» **Aim of the exercise**:
Extract the text of each entry below exactly, leaving every image behind.

(Chart and figure data)
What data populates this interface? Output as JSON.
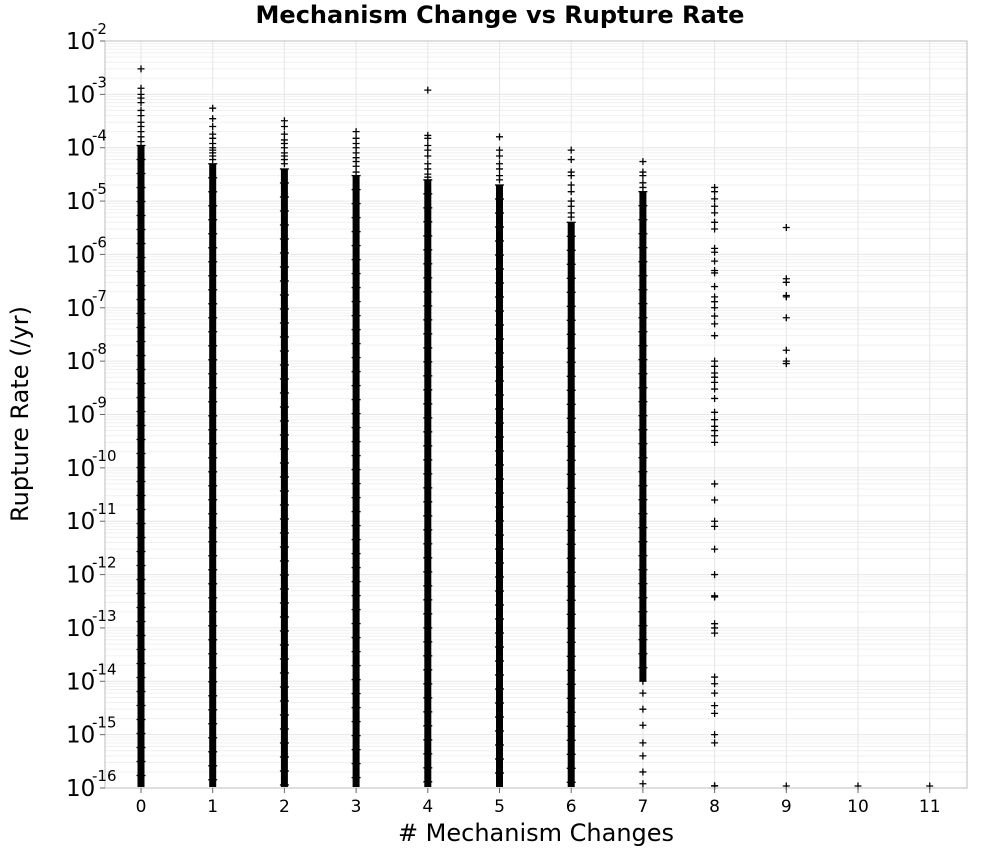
{
  "chart_data": {
    "type": "scatter",
    "title": "Mechanism Change vs Rupture Rate",
    "xlabel": "# Mechanism Changes",
    "ylabel": "Rupture Rate (/yr)",
    "x_ticks": [
      "0",
      "1",
      "2",
      "3",
      "4",
      "5",
      "6",
      "7",
      "8",
      "9",
      "10",
      "11"
    ],
    "y_scale": "log",
    "y_ticks": [
      {
        "base": "10",
        "exp": "-16"
      },
      {
        "base": "10",
        "exp": "-15"
      },
      {
        "base": "10",
        "exp": "-14"
      },
      {
        "base": "10",
        "exp": "-13"
      },
      {
        "base": "10",
        "exp": "-12"
      },
      {
        "base": "10",
        "exp": "-11"
      },
      {
        "base": "10",
        "exp": "-10"
      },
      {
        "base": "10",
        "exp": "-9"
      },
      {
        "base": "10",
        "exp": "-8"
      },
      {
        "base": "10",
        "exp": "-7"
      },
      {
        "base": "10",
        "exp": "-6"
      },
      {
        "base": "10",
        "exp": "-5"
      },
      {
        "base": "10",
        "exp": "-4"
      },
      {
        "base": "10",
        "exp": "-3"
      },
      {
        "base": "10",
        "exp": "-2"
      }
    ],
    "xlim": [
      -0.5,
      11.5
    ],
    "ylim": [
      1e-16,
      0.01
    ],
    "grid": true,
    "marker": "+",
    "marker_color": "#000000",
    "columns": [
      {
        "x": 0,
        "dense_min": 1e-16,
        "dense_max": 0.00011,
        "points": [
          0.003,
          0.0013,
          0.001,
          0.00085,
          0.0007,
          0.0005,
          0.0004,
          0.0003,
          0.00025,
          0.0002,
          0.00016,
          0.00013
        ]
      },
      {
        "x": 1,
        "dense_min": 1e-16,
        "dense_max": 5e-05,
        "points": [
          0.00055,
          0.00035,
          0.00025,
          0.00018,
          0.00015,
          0.00012,
          0.0001,
          9e-05,
          8e-05,
          7e-05,
          6e-05
        ]
      },
      {
        "x": 2,
        "dense_min": 1e-16,
        "dense_max": 4e-05,
        "points": [
          0.00032,
          0.00025,
          0.00018,
          0.00014,
          0.00012,
          0.0001,
          8e-05,
          7e-05,
          6e-05,
          5e-05
        ]
      },
      {
        "x": 3,
        "dense_min": 1e-16,
        "dense_max": 3e-05,
        "points": [
          0.0002,
          0.00015,
          0.00012,
          0.0001,
          8e-05,
          6.5e-05,
          5.5e-05,
          4.5e-05,
          3.5e-05
        ]
      },
      {
        "x": 4,
        "dense_min": 1e-16,
        "dense_max": 2.5e-05,
        "points": [
          0.0012,
          0.00017,
          0.00015,
          0.00011,
          9e-05,
          7e-05,
          5e-05,
          4e-05,
          3.2e-05,
          2.8e-05
        ]
      },
      {
        "x": 5,
        "dense_min": 1e-16,
        "dense_max": 2e-05,
        "points": [
          0.00016,
          9e-05,
          7e-05,
          5e-05,
          4e-05,
          3e-05,
          2.5e-05
        ]
      },
      {
        "x": 6,
        "dense_min": 1e-16,
        "dense_max": 4e-06,
        "gaps": [
          [
            1e-16,
            3e-16
          ]
        ],
        "points": [
          9e-05,
          6e-05,
          3.5e-05,
          3e-05,
          2e-05,
          1.5e-05,
          1e-05,
          8e-06,
          6e-06,
          5e-06
        ]
      },
      {
        "x": 7,
        "dense_min": 1e-14,
        "dense_max": 1.5e-05,
        "points": [
          5.5e-05,
          3.5e-05,
          3e-05,
          2.2e-05,
          1.8e-05,
          3e-07,
          1e-07,
          5e-08,
          2e-08,
          8e-09,
          3e-09,
          1.5e-09,
          5e-10,
          2e-10,
          8e-11,
          3e-11,
          1e-11,
          4e-12,
          1.5e-12,
          5e-13,
          2e-13,
          8e-14,
          3e-14,
          1e-14,
          6e-15,
          3e-15,
          1.5e-15,
          7e-16,
          4e-16,
          2e-16,
          1.2e-16
        ]
      },
      {
        "x": 8,
        "dense_min": null,
        "dense_max": null,
        "points": [
          1.8e-05,
          1.5e-05,
          1.1e-05,
          8e-06,
          6e-06,
          4e-06,
          3e-06,
          1.3e-06,
          1.1e-06,
          7.5e-07,
          5e-07,
          4.5e-07,
          2.5e-07,
          1.6e-07,
          1.3e-07,
          1e-07,
          7e-08,
          5e-08,
          3e-08,
          1e-08,
          8e-09,
          6e-09,
          5e-09,
          4e-09,
          3e-09,
          2e-09,
          1.1e-09,
          8e-10,
          6e-10,
          5e-10,
          4e-10,
          3e-10,
          5e-11,
          2.5e-11,
          1e-11,
          8e-12,
          3e-12,
          1e-12,
          4e-13,
          3.8e-13,
          1.2e-13,
          1e-13,
          8e-14,
          1.2e-14,
          9e-15,
          6e-15,
          3.5e-15,
          2.5e-15,
          1e-15,
          7e-16,
          1.1e-16,
          1e-16
        ]
      },
      {
        "x": 9,
        "dense_min": null,
        "dense_max": null,
        "points": [
          3.2e-06,
          3.5e-07,
          3e-07,
          1.7e-07,
          1.6e-07,
          6.5e-08,
          1.6e-08,
          1e-08,
          9e-09,
          1.05e-16
        ]
      },
      {
        "x": 10,
        "dense_min": null,
        "dense_max": null,
        "points": [
          1.05e-16
        ]
      },
      {
        "x": 11,
        "dense_min": null,
        "dense_max": null,
        "points": [
          1.05e-16
        ]
      }
    ]
  }
}
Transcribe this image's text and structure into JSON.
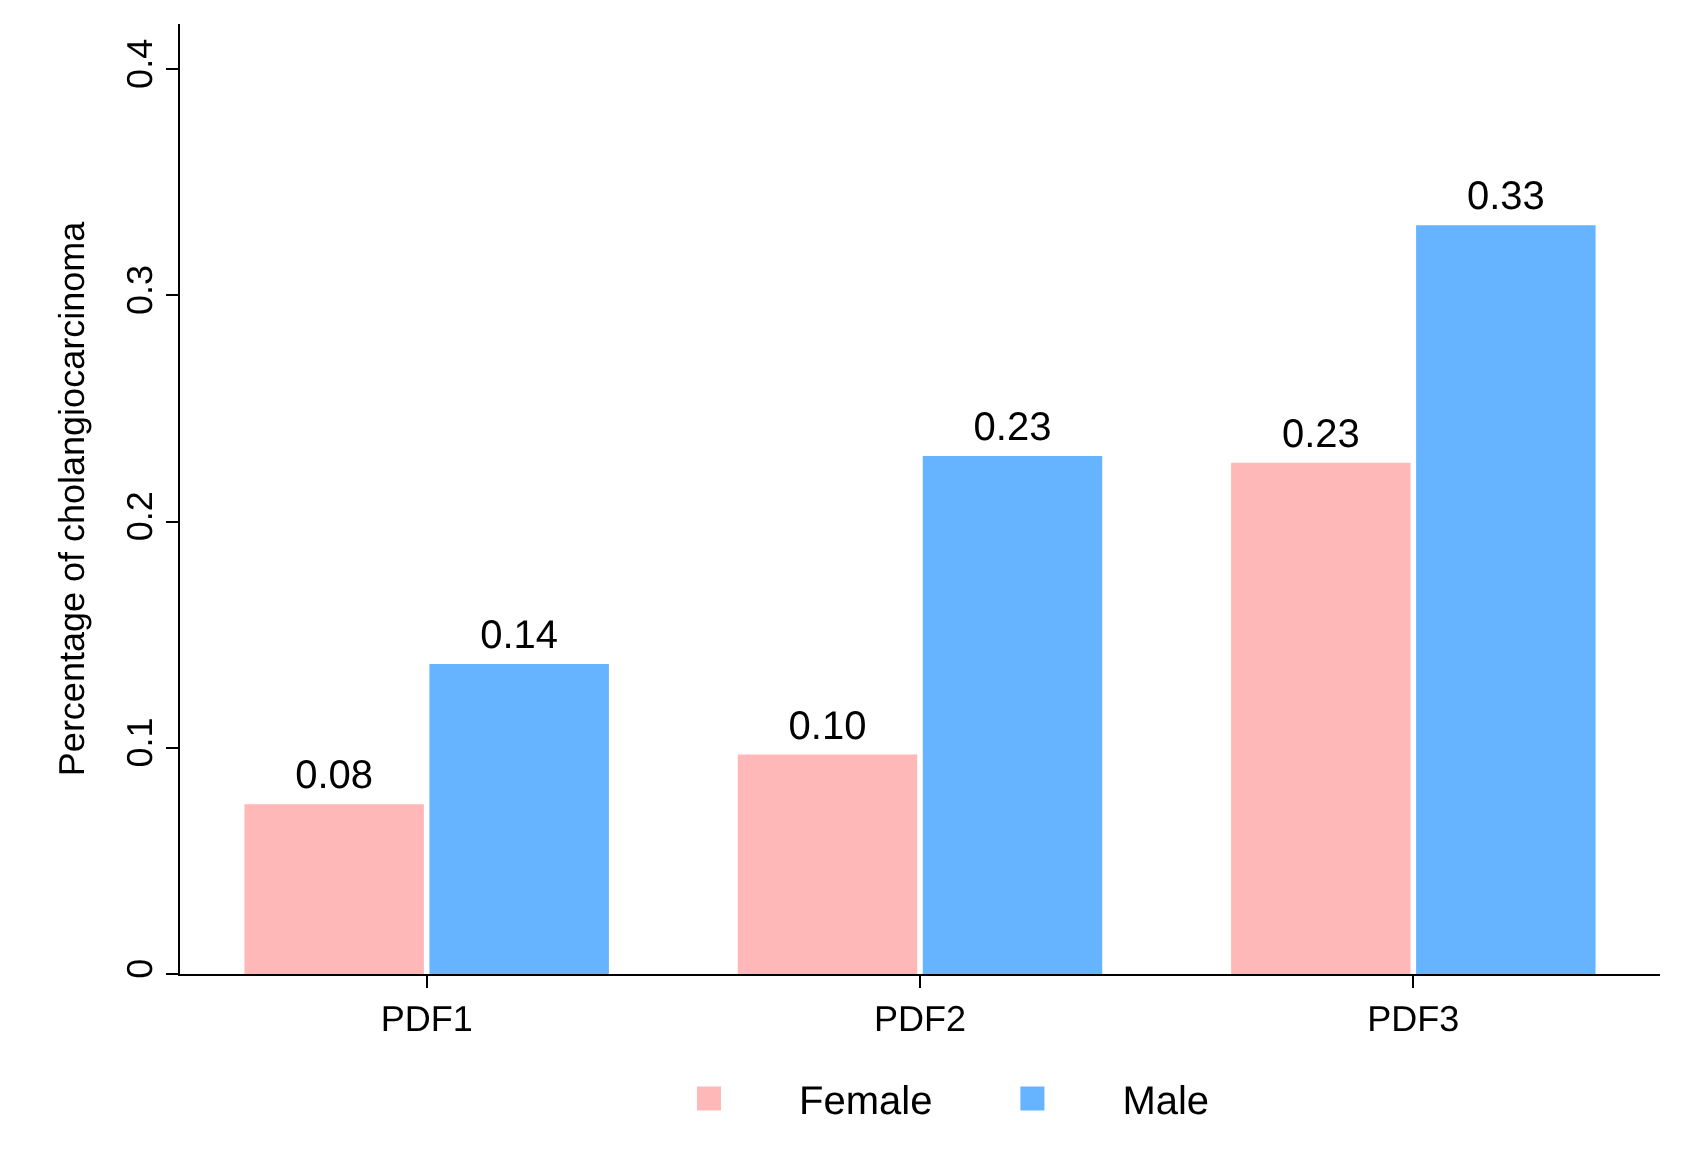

» **Response to this task**:
What data populates this interface? Output as JSON.
{
  "chart_data": {
    "type": "scatter",
    "title": "Mechanism Change vs Rupture Rate",
    "xlabel": "# Mechanism Changes",
    "ylabel": "Rupture Rate (/yr)",
    "x_ticks": [
      "0",
      "1",
      "2",
      "3",
      "4",
      "5",
      "6",
      "7",
      "8",
      "9",
      "10",
      "11"
    ],
    "y_scale": "log",
    "y_ticks": [
      {
        "base": "10",
        "exp": "-16"
      },
      {
        "base": "10",
        "exp": "-15"
      },
      {
        "base": "10",
        "exp": "-14"
      },
      {
        "base": "10",
        "exp": "-13"
      },
      {
        "base": "10",
        "exp": "-12"
      },
      {
        "base": "10",
        "exp": "-11"
      },
      {
        "base": "10",
        "exp": "-10"
      },
      {
        "base": "10",
        "exp": "-9"
      },
      {
        "base": "10",
        "exp": "-8"
      },
      {
        "base": "10",
        "exp": "-7"
      },
      {
        "base": "10",
        "exp": "-6"
      },
      {
        "base": "10",
        "exp": "-5"
      },
      {
        "base": "10",
        "exp": "-4"
      },
      {
        "base": "10",
        "exp": "-3"
      },
      {
        "base": "10",
        "exp": "-2"
      }
    ],
    "xlim": [
      -0.5,
      11.5
    ],
    "ylim": [
      1e-16,
      0.01
    ],
    "grid": true,
    "marker": "+",
    "marker_color": "#000000",
    "columns": [
      {
        "x": 0,
        "dense_min": 1e-16,
        "dense_max": 0.00011,
        "points": [
          0.003,
          0.0013,
          0.001,
          0.00085,
          0.0007,
          0.0005,
          0.0004,
          0.0003,
          0.00025,
          0.0002,
          0.00016,
          0.00013
        ]
      },
      {
        "x": 1,
        "dense_min": 1e-16,
        "dense_max": 5e-05,
        "points": [
          0.00055,
          0.00035,
          0.00025,
          0.00018,
          0.00015,
          0.00012,
          0.0001,
          9e-05,
          8e-05,
          7e-05,
          6e-05
        ]
      },
      {
        "x": 2,
        "dense_min": 1e-16,
        "dense_max": 4e-05,
        "points": [
          0.00032,
          0.00025,
          0.00018,
          0.00014,
          0.00012,
          0.0001,
          8e-05,
          7e-05,
          6e-05,
          5e-05
        ]
      },
      {
        "x": 3,
        "dense_min": 1e-16,
        "dense_max": 3e-05,
        "points": [
          0.0002,
          0.00015,
          0.00012,
          0.0001,
          8e-05,
          6.5e-05,
          5.5e-05,
          4.5e-05,
          3.5e-05
        ]
      },
      {
        "x": 4,
        "dense_min": 1e-16,
        "dense_max": 2.5e-05,
        "points": [
          0.0012,
          0.00017,
          0.00015,
          0.00011,
          9e-05,
          7e-05,
          5e-05,
          4e-05,
          3.2e-05,
          2.8e-05
        ]
      },
      {
        "x": 5,
        "dense_min": 1e-16,
        "dense_max": 2e-05,
        "points": [
          0.00016,
          9e-05,
          7e-05,
          5e-05,
          4e-05,
          3e-05,
          2.5e-05
        ]
      },
      {
        "x": 6,
        "dense_min": 1e-16,
        "dense_max": 4e-06,
        "gaps": [
          [
            1e-16,
            3e-16
          ]
        ],
        "points": [
          9e-05,
          6e-05,
          3.5e-05,
          3e-05,
          2e-05,
          1.5e-05,
          1e-05,
          8e-06,
          6e-06,
          5e-06
        ]
      },
      {
        "x": 7,
        "dense_min": 1e-14,
        "dense_max": 1.5e-05,
        "points": [
          5.5e-05,
          3.5e-05,
          3e-05,
          2.2e-05,
          1.8e-05,
          3e-07,
          1e-07,
          5e-08,
          2e-08,
          8e-09,
          3e-09,
          1.5e-09,
          5e-10,
          2e-10,
          8e-11,
          3e-11,
          1e-11,
          4e-12,
          1.5e-12,
          5e-13,
          2e-13,
          8e-14,
          3e-14,
          1e-14,
          6e-15,
          3e-15,
          1.5e-15,
          7e-16,
          4e-16,
          2e-16,
          1.2e-16
        ]
      },
      {
        "x": 8,
        "dense_min": null,
        "dense_max": null,
        "points": [
          1.8e-05,
          1.5e-05,
          1.1e-05,
          8e-06,
          6e-06,
          4e-06,
          3e-06,
          1.3e-06,
          1.1e-06,
          7.5e-07,
          5e-07,
          4.5e-07,
          2.5e-07,
          1.6e-07,
          1.3e-07,
          1e-07,
          7e-08,
          5e-08,
          3e-08,
          1e-08,
          8e-09,
          6e-09,
          5e-09,
          4e-09,
          3e-09,
          2e-09,
          1.1e-09,
          8e-10,
          6e-10,
          5e-10,
          4e-10,
          3e-10,
          5e-11,
          2.5e-11,
          1e-11,
          8e-12,
          3e-12,
          1e-12,
          4e-13,
          3.8e-13,
          1.2e-13,
          1e-13,
          8e-14,
          1.2e-14,
          9e-15,
          6e-15,
          3.5e-15,
          2.5e-15,
          1e-15,
          7e-16,
          1.1e-16,
          1e-16
        ]
      },
      {
        "x": 9,
        "dense_min": null,
        "dense_max": null,
        "points": [
          3.2e-06,
          3.5e-07,
          3e-07,
          1.7e-07,
          1.6e-07,
          6.5e-08,
          1.6e-08,
          1e-08,
          9e-09,
          1.05e-16
        ]
      },
      {
        "x": 10,
        "dense_min": null,
        "dense_max": null,
        "points": [
          1.05e-16
        ]
      },
      {
        "x": 11,
        "dense_min": null,
        "dense_max": null,
        "points": [
          1.05e-16
        ]
      }
    ]
  }
}
Transcribe this image's text and structure into JSON.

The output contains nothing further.